# [WRITTEN REQUEST]
In the records that follow, show each line where the word "风景园林制图标准" is present.

# [DATA EXTRACT]
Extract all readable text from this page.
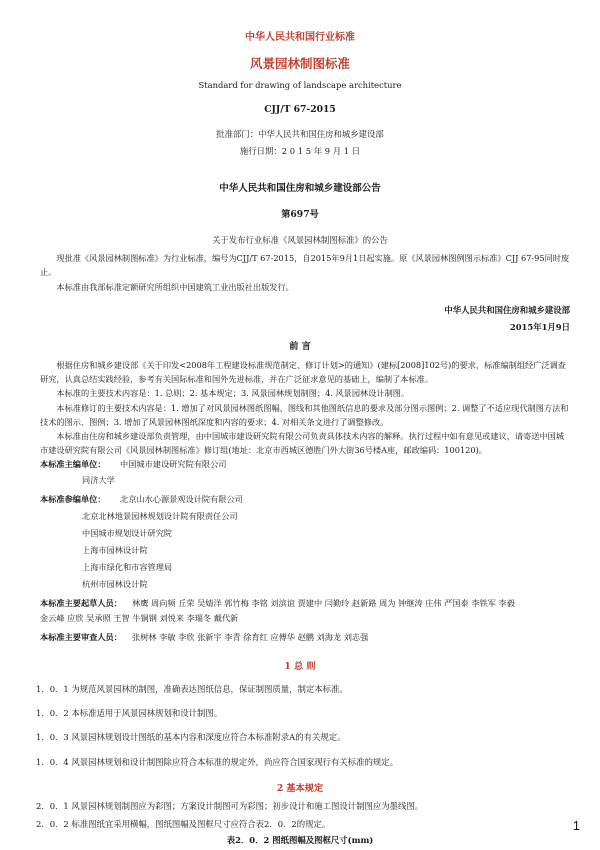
中华人民共和国行业标准
风景园林制图标准
Standard for drawing of landscape architecture
CJJ/T 67-2015
批准部门：中华人民共和国住房和城乡建设部
施行日期：2 0 1 5 年 9 月 1 日
中华人民共和国住房和城乡建设部公告
第697号
关于发布行业标准《风景园林制图标准》的公告
现批准《风景园林制图标准》为行业标准，编号为CJJ/T 67-2015，自2015年9月1日起实施。原《风景园林图例图示标准》CJJ 67-95同时废止。
本标准由我部标准定额研究所组织中国建筑工业出版社出版发行。
中华人民共和国住房和城乡建设部
2015年1月9日
前 言
根据住房和城乡建设部《关于印发<2008年工程建设标准规范制定、修订计划>的通知》(建标[2008]102号)的要求，标准编制组经广泛调查研究，认真总结实践经验，参考有关国际标准和国外先进标准，并在广泛征求意见的基础上，编制了本标准。
本标准的主要技术内容是：1. 总则；2. 基本规定；3. 风景园林规划制图；4. 风景园林设计制图。
本标准修订的主要技术内容是：1. 增加了对风景园林图纸图幅、图线和其他图纸信息的要求及部分图示图例；2. 调整了不适应现代制图方法和技术的图示、图例；3. 增加了风景园林图纸深度和内容的要求；4. 对相关条文进行了调整修改。
本标准由住房和城乡建设部负责管理，由中国城市建设研究院有限公司负责具体技术内容的解释。执行过程中如有意见或建议，请寄送中国城市建设研究院有限公司《风景园林制图标准》修订组(地址：北京市西城区德胜门外大街36号楼A座，邮政编码：100120)。
本标准主编单位： 中国城市建设研究院有限公司
同济大学
本标准参编单位： 北京山水心源景观设计院有限公司
北京北林地景园林规划设计院有限责任公司
中国城市规划设计研究院
上海市园林设计院
上海市绿化和市容管理局
杭州市园林设计院
本标准主要起草人员： 林鹰 周向频 丘荣 吴婧洋 郭竹梅 李铭 刘滨谊 贾建中 闫勤玲 赵新路 周为 钟继涛 庄伟 严国泰 李铁军 李毅
金云峰 应欣 吴承照 王智 牛铜钢 刘悦来 李瑞冬 戴代新
本标准主要审查人员： 张树林 李敏 李欣 张新宇 李青 徐育红 应傅华 赵鹏 刘海龙 刘志强
1 总 则
1．0．1 为规范风景园林的制图，准确表达图纸信息，保证制图质量，制定本标准。
1．0．2 本标准适用于风景园林规划和设计制图。
1．0．3 风景园林规划设计图纸的基本内容和深度应符合本标准附录A的有关规定。
1．0．4 风景园林规划和设计制图除应符合本标准的规定外，尚应符合国家现行有关标准的规定。
2 基本规定
2．0．1 风景园林规划制图应为彩图；方案设计制图可为彩图；初步设计和施工图设计制图应为墨线图。
2．0．2 标准图纸宜采用横幅，图纸图幅及图框尺寸应符合表2．0．2的规定。
表2．0．2 图纸图幅及图框尺寸(mm)
1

# [RESULT]
风景园林制图标准
关于发布行业标准《风景园林制图标准》的公告
现批准《风景园林制图标准》为行业标准，编号为CJJ/T 67-2015，自2015年9月1日起实施。原《风景园林图例图示标准》CJJ 67-95同时废止。
本标准由住房和城乡建设部负责管理，由中国城市建设研究院有限公司负责具体技术内容的解释。执行过程中如有意见或建议，请寄送中国城市建设研究院有限公司《风景园林制图标准》修订组(地址：北京市西城区德胜门外大街36号楼A座，邮政编码：100120)。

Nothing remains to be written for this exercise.